_Given problem_. From the entries below, gather each line containing the word "AIAA".
--- Begin ---
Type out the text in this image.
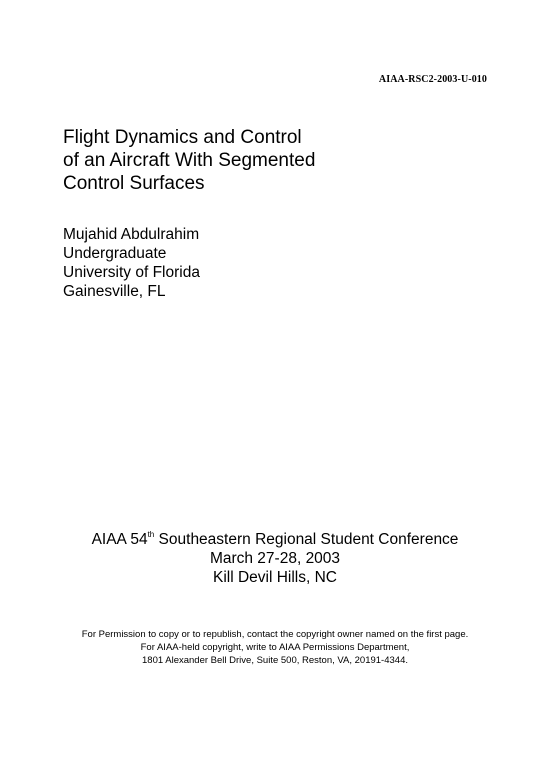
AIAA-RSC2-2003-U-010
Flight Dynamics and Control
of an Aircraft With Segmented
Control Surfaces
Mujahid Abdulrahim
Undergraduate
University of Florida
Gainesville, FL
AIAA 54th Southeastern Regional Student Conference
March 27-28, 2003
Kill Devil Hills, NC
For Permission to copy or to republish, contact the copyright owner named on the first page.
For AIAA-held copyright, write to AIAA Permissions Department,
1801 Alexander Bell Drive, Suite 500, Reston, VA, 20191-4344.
--- End ---
_Reply_.
AIAA-RSC2-2003-U-010
AIAA 54th Southeastern Regional Student Conference
For AIAA-held copyright, write to AIAA Permissions Department,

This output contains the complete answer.